> **Short task**
Select from the data all lines with the word "Today".

· · · ·

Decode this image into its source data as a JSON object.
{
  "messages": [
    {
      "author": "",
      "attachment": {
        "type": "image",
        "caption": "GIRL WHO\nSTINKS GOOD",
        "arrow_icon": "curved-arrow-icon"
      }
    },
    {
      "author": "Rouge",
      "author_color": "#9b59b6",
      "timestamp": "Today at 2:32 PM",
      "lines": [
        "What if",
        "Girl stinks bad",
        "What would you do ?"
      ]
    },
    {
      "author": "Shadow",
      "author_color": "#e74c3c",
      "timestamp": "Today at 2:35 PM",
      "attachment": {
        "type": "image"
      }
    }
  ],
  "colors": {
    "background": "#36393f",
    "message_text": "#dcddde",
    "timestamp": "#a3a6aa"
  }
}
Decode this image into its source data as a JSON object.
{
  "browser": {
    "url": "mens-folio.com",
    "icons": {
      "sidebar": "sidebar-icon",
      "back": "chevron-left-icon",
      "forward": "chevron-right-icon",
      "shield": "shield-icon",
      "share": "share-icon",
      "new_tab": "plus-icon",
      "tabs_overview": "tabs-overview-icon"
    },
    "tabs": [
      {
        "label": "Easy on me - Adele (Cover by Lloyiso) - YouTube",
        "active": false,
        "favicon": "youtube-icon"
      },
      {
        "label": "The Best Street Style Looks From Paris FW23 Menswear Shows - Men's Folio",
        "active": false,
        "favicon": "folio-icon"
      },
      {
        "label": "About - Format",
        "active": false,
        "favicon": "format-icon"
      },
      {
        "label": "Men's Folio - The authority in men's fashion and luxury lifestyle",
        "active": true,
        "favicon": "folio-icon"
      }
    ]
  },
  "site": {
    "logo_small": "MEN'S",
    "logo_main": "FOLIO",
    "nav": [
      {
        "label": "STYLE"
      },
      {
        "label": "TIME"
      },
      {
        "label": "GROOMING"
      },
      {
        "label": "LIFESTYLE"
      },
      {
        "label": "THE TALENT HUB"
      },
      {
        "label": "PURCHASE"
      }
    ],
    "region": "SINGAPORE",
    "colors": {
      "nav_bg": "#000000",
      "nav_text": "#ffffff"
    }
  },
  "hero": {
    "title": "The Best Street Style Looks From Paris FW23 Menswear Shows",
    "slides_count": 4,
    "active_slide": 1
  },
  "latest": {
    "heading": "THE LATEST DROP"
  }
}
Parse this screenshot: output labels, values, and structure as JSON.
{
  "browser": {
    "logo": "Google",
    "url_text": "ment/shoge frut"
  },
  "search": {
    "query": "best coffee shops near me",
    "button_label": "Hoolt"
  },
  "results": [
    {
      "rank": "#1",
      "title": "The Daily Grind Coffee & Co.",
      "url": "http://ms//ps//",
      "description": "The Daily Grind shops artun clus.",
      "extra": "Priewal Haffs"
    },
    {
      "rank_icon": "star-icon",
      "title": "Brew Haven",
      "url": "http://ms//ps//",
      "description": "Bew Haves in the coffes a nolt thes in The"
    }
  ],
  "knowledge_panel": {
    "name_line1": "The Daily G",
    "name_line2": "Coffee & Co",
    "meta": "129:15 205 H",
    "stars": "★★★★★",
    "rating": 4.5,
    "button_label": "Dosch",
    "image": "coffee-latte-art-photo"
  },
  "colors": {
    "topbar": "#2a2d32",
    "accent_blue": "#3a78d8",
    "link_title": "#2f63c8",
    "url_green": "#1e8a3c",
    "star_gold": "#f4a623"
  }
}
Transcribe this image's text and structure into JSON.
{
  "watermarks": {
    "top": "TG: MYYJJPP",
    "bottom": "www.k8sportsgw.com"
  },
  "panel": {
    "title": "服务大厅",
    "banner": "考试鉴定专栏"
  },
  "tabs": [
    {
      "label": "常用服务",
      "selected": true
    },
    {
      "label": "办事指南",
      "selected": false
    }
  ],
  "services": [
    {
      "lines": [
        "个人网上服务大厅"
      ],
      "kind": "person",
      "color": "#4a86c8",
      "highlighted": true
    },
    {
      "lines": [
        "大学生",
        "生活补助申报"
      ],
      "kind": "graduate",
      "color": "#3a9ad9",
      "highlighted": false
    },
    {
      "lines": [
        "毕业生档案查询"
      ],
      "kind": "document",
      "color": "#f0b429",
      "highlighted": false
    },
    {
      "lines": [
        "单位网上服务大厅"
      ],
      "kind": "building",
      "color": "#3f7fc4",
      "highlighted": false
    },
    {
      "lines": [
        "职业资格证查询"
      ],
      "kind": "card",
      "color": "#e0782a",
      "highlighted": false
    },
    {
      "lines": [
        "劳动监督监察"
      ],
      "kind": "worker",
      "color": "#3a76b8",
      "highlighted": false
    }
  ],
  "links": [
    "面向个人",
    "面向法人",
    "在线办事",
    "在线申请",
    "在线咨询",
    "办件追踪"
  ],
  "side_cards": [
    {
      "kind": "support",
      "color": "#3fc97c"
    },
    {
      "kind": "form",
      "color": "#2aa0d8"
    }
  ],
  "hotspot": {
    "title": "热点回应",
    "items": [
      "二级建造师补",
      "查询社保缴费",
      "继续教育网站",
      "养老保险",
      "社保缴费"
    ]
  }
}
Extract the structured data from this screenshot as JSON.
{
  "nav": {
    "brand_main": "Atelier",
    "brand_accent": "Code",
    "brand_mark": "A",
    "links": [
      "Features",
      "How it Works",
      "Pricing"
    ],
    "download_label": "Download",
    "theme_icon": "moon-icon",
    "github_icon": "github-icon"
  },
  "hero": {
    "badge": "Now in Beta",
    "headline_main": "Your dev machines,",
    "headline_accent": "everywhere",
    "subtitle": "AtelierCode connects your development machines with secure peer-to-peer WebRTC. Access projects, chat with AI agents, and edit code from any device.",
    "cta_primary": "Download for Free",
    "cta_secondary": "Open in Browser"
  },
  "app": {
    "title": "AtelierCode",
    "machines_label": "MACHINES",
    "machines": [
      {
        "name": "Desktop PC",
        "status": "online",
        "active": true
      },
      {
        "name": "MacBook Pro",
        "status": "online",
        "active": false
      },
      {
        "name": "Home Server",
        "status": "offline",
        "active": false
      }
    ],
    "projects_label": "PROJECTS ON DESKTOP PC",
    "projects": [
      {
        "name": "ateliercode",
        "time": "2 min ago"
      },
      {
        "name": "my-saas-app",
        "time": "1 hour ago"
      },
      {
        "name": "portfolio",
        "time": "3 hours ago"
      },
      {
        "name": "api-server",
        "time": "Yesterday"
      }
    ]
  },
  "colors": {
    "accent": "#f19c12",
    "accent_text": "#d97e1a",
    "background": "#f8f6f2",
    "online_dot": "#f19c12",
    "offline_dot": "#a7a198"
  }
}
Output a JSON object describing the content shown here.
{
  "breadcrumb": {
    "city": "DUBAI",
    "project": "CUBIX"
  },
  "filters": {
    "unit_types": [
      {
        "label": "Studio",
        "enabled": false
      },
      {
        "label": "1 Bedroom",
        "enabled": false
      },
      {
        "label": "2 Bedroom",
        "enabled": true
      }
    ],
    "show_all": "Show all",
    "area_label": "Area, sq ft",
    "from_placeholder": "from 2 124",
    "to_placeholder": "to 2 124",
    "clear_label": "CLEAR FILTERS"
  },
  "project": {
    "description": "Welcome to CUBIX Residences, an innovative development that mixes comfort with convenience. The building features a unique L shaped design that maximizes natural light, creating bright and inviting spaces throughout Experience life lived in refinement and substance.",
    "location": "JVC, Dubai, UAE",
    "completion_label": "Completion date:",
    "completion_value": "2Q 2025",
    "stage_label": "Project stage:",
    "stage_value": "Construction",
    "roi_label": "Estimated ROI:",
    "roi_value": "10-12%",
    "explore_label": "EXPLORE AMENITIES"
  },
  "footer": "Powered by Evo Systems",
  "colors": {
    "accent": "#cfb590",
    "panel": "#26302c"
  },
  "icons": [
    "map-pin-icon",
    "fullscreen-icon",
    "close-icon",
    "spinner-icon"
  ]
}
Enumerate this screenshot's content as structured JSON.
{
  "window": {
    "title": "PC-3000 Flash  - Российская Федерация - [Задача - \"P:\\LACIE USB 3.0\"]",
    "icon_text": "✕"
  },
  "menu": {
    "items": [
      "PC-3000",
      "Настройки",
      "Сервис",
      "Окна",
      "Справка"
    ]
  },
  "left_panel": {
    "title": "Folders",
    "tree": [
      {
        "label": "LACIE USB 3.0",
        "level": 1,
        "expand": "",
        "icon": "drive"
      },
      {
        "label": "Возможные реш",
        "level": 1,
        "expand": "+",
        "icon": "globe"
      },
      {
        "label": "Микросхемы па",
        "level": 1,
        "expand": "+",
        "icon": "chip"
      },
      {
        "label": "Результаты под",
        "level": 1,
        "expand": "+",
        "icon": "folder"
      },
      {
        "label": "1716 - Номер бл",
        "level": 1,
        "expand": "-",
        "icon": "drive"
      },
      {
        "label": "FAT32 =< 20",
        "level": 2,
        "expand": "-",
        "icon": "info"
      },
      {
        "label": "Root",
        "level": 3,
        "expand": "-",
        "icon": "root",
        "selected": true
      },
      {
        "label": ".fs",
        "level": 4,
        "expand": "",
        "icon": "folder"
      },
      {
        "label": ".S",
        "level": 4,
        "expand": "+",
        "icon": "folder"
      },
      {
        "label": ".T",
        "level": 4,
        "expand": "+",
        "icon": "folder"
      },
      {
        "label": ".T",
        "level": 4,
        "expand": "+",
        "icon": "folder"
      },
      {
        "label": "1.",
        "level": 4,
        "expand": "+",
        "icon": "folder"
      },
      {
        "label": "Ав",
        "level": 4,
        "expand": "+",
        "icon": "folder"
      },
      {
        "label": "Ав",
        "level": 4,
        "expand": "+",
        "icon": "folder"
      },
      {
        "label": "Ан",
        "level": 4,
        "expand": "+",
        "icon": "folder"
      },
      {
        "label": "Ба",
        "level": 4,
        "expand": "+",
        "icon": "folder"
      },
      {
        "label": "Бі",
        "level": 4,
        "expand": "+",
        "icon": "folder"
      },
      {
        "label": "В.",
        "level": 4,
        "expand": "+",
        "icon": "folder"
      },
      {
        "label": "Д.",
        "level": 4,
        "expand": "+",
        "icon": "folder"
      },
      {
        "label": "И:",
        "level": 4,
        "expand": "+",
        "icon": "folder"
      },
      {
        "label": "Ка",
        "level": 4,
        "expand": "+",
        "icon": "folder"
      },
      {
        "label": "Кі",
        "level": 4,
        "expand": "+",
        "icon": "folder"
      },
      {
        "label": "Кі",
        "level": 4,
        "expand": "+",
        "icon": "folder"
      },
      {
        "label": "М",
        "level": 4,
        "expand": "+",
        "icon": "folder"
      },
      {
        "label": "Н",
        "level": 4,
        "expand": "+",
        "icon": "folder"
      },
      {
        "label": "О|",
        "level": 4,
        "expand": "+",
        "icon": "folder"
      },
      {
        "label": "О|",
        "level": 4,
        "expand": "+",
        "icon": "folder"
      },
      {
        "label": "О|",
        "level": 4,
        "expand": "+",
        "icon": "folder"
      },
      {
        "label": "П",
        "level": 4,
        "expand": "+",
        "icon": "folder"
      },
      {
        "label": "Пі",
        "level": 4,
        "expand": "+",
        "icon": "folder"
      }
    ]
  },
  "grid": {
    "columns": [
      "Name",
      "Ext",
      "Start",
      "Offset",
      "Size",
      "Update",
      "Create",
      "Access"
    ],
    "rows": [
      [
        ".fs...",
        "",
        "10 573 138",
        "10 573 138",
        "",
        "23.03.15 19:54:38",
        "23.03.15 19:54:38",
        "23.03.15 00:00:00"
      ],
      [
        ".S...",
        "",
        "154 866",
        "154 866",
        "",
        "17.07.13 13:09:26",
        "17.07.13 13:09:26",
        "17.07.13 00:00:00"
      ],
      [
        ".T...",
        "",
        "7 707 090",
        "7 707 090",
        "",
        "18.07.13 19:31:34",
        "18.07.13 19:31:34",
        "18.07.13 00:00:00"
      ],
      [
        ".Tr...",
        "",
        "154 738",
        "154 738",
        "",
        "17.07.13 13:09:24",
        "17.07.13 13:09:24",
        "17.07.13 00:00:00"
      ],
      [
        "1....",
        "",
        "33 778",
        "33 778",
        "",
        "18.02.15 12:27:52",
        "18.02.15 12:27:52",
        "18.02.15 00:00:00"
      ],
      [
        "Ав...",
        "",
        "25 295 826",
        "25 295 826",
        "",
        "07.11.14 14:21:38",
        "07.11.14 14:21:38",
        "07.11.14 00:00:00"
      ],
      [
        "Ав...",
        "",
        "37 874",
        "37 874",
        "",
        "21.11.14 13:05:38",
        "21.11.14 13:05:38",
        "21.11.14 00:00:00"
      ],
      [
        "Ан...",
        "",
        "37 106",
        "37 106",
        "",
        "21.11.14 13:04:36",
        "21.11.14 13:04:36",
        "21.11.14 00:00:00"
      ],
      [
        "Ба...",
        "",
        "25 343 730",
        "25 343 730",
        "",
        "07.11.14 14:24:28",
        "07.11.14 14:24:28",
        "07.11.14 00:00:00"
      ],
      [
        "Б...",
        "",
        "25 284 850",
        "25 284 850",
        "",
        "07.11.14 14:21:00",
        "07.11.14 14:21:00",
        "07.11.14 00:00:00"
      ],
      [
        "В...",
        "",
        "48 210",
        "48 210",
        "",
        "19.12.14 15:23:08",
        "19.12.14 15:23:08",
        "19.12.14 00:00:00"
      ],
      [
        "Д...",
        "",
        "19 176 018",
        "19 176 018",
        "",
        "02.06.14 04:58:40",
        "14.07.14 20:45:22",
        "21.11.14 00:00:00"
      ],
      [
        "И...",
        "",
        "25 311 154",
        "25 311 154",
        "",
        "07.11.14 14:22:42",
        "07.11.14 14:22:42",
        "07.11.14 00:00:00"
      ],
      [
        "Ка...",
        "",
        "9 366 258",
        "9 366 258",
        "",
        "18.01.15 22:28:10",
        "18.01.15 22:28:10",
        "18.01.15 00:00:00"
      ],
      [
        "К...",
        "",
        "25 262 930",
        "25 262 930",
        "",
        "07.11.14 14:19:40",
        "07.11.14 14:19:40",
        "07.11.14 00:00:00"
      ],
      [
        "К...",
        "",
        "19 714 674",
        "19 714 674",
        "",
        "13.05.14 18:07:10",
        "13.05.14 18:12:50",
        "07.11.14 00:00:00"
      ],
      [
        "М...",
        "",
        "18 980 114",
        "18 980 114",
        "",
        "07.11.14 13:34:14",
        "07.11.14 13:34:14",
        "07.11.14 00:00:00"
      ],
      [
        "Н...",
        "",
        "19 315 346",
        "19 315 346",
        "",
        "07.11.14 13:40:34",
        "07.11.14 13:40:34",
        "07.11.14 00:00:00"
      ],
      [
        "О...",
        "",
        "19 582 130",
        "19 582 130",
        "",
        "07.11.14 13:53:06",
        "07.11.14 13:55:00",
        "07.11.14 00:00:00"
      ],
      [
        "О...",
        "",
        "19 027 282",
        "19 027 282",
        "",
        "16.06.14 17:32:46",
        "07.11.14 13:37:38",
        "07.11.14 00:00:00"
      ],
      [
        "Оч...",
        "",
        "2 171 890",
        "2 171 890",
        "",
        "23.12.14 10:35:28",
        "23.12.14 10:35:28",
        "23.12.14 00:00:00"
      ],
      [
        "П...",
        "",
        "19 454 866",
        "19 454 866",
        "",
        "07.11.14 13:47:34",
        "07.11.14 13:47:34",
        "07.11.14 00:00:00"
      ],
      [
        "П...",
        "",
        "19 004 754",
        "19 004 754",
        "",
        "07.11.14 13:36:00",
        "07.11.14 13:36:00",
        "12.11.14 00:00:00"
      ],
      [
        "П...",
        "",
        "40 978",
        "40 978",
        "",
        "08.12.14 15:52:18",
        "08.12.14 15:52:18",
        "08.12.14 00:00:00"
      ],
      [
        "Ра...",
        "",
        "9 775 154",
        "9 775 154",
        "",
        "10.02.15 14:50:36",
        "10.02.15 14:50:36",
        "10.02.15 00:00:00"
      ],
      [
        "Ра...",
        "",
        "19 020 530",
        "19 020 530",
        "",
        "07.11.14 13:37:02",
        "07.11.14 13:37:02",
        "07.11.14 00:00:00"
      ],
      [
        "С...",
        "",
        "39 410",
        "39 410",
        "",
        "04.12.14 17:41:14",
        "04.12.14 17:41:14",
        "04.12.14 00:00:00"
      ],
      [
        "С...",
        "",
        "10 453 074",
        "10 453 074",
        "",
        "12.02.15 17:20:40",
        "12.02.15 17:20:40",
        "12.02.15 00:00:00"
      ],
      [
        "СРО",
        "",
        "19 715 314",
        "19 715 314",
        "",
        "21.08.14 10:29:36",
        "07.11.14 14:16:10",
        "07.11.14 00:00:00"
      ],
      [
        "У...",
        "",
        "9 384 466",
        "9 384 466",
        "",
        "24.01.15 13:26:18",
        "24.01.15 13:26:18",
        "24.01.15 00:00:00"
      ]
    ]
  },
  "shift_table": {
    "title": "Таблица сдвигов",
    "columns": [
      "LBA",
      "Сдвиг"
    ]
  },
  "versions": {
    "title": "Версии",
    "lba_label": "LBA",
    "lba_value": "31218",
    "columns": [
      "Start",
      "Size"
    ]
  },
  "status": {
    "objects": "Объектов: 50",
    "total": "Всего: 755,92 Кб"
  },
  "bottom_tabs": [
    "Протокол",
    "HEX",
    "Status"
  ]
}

· · · ·

> **Written answer**
      "timestamp": "Today at 2:32 PM",
      "timestamp": "Today at 2:35 PM",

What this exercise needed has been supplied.